Records to use —

□ □ □ □ □

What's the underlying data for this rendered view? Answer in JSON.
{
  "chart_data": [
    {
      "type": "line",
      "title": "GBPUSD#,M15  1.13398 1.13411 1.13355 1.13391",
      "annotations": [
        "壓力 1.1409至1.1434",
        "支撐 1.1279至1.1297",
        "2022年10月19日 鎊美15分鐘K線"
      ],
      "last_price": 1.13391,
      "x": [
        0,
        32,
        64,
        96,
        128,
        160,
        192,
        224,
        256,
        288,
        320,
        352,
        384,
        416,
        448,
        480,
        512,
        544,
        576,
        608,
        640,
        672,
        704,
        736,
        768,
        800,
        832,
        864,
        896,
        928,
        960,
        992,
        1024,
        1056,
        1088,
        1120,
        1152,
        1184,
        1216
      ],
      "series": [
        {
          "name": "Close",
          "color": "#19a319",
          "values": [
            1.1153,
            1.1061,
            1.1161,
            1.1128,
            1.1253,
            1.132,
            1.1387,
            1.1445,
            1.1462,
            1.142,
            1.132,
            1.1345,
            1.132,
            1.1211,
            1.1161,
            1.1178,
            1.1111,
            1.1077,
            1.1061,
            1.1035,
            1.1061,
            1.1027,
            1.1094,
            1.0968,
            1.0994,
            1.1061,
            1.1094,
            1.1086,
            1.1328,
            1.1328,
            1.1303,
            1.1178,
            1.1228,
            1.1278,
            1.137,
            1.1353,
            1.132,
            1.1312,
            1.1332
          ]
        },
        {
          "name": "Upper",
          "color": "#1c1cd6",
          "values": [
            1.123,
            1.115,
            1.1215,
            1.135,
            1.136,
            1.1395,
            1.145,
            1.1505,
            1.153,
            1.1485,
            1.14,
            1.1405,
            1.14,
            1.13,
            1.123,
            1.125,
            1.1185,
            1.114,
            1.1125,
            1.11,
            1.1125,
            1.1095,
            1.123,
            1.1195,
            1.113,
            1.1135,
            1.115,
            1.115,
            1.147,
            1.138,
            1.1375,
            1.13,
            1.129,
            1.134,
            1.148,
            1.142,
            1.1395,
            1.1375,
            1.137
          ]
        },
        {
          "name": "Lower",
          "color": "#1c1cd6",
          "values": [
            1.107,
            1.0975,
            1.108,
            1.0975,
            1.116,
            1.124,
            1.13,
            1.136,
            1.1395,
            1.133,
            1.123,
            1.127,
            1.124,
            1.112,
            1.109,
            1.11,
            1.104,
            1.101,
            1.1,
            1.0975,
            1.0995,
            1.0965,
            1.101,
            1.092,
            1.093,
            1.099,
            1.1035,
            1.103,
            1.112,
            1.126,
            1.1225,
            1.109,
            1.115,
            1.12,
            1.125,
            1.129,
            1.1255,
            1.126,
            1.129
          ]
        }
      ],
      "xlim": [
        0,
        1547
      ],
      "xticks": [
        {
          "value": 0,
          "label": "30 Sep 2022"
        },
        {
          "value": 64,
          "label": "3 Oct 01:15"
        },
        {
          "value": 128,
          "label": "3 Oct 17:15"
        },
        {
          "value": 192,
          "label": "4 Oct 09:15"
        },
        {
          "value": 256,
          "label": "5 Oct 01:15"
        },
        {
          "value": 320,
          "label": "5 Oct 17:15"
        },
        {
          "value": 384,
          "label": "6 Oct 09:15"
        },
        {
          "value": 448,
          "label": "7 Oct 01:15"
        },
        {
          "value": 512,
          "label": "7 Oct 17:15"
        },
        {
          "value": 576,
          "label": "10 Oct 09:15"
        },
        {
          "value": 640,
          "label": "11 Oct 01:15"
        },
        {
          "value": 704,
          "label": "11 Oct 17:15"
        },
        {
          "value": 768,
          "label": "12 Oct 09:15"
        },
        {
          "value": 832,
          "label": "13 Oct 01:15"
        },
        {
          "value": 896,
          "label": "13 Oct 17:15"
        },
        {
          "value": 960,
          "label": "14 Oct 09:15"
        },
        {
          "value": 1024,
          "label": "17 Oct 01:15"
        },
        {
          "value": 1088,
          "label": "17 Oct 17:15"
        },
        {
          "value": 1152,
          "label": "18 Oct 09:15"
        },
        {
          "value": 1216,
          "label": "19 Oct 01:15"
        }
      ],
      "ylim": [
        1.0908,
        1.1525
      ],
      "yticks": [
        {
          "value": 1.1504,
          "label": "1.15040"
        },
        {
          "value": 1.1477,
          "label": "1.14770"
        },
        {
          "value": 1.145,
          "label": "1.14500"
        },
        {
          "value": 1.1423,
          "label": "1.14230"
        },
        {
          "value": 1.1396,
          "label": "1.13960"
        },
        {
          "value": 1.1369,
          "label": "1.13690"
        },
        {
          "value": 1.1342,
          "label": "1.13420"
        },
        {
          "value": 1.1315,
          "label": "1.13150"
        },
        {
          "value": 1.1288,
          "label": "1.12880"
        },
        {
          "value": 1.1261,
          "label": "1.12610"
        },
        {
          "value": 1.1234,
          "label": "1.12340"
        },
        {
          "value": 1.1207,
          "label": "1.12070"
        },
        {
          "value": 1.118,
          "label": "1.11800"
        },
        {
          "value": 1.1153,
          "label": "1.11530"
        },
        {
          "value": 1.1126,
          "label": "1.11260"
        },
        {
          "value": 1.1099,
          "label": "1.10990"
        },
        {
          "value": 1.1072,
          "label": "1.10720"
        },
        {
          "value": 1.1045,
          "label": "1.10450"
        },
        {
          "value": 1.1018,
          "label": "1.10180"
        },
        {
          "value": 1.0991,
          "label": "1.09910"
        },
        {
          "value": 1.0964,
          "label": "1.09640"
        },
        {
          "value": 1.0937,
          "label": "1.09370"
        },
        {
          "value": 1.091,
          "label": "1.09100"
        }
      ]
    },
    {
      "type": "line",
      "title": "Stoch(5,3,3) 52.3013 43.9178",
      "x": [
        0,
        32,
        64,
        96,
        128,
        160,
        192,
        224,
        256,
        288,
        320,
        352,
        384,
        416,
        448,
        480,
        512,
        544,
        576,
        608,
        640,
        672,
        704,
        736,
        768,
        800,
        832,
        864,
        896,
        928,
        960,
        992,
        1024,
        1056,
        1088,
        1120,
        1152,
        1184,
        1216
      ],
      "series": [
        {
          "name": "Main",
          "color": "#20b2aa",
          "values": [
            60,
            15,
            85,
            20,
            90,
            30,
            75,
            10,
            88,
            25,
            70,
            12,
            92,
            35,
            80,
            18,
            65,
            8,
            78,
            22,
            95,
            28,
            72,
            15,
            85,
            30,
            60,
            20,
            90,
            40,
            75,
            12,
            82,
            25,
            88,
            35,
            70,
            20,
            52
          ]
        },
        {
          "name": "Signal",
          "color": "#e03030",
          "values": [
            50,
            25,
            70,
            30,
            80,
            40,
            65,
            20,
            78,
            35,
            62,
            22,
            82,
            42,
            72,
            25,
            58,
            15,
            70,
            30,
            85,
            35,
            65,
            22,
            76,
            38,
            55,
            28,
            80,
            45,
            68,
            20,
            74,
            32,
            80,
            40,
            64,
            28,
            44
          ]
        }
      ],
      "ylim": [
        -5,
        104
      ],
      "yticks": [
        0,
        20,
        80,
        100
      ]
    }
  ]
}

□ □ □ □ □

Task objective —
Look through the lines above and collect those with the word "name".

Answer —
          "name": "Close",
          "name": "Upper",
          "name": "Lower",
          "name": "Main",
          "name": "Signal",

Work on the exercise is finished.